_Data listing_
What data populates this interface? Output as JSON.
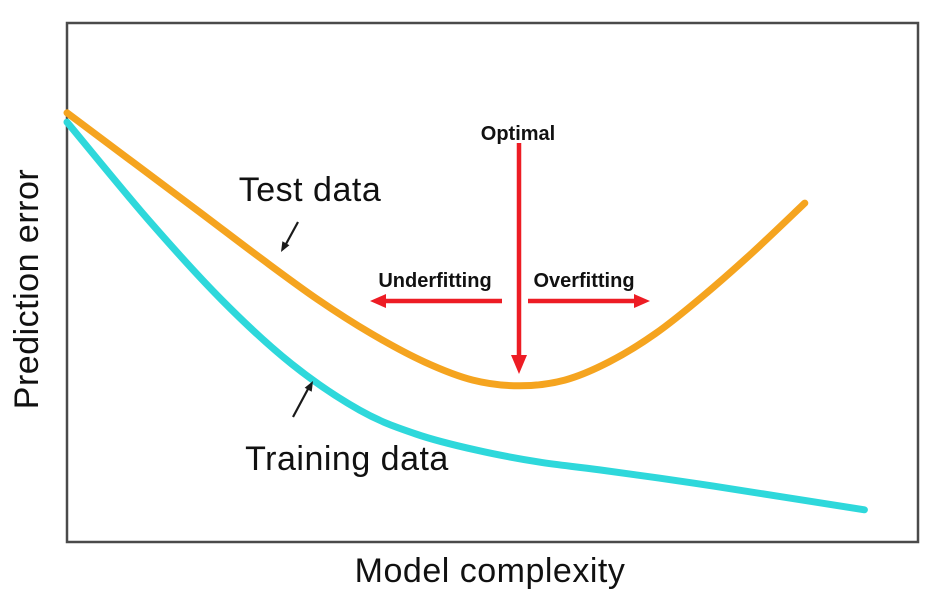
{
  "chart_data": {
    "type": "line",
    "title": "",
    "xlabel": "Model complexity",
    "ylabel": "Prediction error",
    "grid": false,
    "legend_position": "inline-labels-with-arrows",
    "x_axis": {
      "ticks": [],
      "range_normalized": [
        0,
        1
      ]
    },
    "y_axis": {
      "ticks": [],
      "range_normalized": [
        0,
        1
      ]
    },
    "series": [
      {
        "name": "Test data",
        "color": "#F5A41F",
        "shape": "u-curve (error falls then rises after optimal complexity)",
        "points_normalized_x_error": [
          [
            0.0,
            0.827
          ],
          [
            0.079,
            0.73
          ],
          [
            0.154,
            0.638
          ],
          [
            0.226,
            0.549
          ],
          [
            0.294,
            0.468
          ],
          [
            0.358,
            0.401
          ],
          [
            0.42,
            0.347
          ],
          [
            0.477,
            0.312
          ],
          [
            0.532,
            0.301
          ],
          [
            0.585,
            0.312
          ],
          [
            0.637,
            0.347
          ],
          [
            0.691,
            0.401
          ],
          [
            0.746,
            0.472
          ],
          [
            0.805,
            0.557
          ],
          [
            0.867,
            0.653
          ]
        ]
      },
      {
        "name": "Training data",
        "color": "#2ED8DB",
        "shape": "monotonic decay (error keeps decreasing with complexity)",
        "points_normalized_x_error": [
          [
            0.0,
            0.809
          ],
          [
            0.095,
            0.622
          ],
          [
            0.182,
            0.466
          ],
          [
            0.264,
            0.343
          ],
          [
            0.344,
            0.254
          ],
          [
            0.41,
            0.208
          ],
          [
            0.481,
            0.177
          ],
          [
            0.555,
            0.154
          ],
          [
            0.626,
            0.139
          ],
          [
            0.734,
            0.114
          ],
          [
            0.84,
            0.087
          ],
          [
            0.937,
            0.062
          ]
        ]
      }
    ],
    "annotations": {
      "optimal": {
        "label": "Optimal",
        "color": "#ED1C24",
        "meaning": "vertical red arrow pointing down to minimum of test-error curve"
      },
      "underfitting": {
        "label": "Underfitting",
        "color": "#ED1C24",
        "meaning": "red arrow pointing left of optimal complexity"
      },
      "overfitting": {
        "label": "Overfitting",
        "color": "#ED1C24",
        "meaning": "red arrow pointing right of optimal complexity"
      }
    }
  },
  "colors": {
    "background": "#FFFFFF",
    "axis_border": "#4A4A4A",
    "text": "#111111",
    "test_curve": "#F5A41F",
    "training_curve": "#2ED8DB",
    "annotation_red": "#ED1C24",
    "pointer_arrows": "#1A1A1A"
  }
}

_To be done_
Retype every entry verbatim and exclude the pictures from the copy.

_Problem solution_
What data populates this interface? Output as JSON.
{
  "chart_data": {
    "type": "line",
    "title": "",
    "xlabel": "Model complexity",
    "ylabel": "Prediction error",
    "grid": false,
    "legend_position": "inline-labels-with-arrows",
    "x_axis": {
      "ticks": [],
      "range_normalized": [
        0,
        1
      ]
    },
    "y_axis": {
      "ticks": [],
      "range_normalized": [
        0,
        1
      ]
    },
    "series": [
      {
        "name": "Test data",
        "color": "#F5A41F",
        "shape": "u-curve (error falls then rises after optimal complexity)",
        "points_normalized_x_error": [
          [
            0.0,
            0.827
          ],
          [
            0.079,
            0.73
          ],
          [
            0.154,
            0.638
          ],
          [
            0.226,
            0.549
          ],
          [
            0.294,
            0.468
          ],
          [
            0.358,
            0.401
          ],
          [
            0.42,
            0.347
          ],
          [
            0.477,
            0.312
          ],
          [
            0.532,
            0.301
          ],
          [
            0.585,
            0.312
          ],
          [
            0.637,
            0.347
          ],
          [
            0.691,
            0.401
          ],
          [
            0.746,
            0.472
          ],
          [
            0.805,
            0.557
          ],
          [
            0.867,
            0.653
          ]
        ]
      },
      {
        "name": "Training data",
        "color": "#2ED8DB",
        "shape": "monotonic decay (error keeps decreasing with complexity)",
        "points_normalized_x_error": [
          [
            0.0,
            0.809
          ],
          [
            0.095,
            0.622
          ],
          [
            0.182,
            0.466
          ],
          [
            0.264,
            0.343
          ],
          [
            0.344,
            0.254
          ],
          [
            0.41,
            0.208
          ],
          [
            0.481,
            0.177
          ],
          [
            0.555,
            0.154
          ],
          [
            0.626,
            0.139
          ],
          [
            0.734,
            0.114
          ],
          [
            0.84,
            0.087
          ],
          [
            0.937,
            0.062
          ]
        ]
      }
    ],
    "annotations": {
      "optimal": {
        "label": "Optimal",
        "color": "#ED1C24",
        "meaning": "vertical red arrow pointing down to minimum of test-error curve"
      },
      "underfitting": {
        "label": "Underfitting",
        "color": "#ED1C24",
        "meaning": "red arrow pointing left of optimal complexity"
      },
      "overfitting": {
        "label": "Overfitting",
        "color": "#ED1C24",
        "meaning": "red arrow pointing right of optimal complexity"
      }
    }
  },
  "colors": {
    "background": "#FFFFFF",
    "axis_border": "#4A4A4A",
    "text": "#111111",
    "test_curve": "#F5A41F",
    "training_curve": "#2ED8DB",
    "annotation_red": "#ED1C24",
    "pointer_arrows": "#1A1A1A"
  }
}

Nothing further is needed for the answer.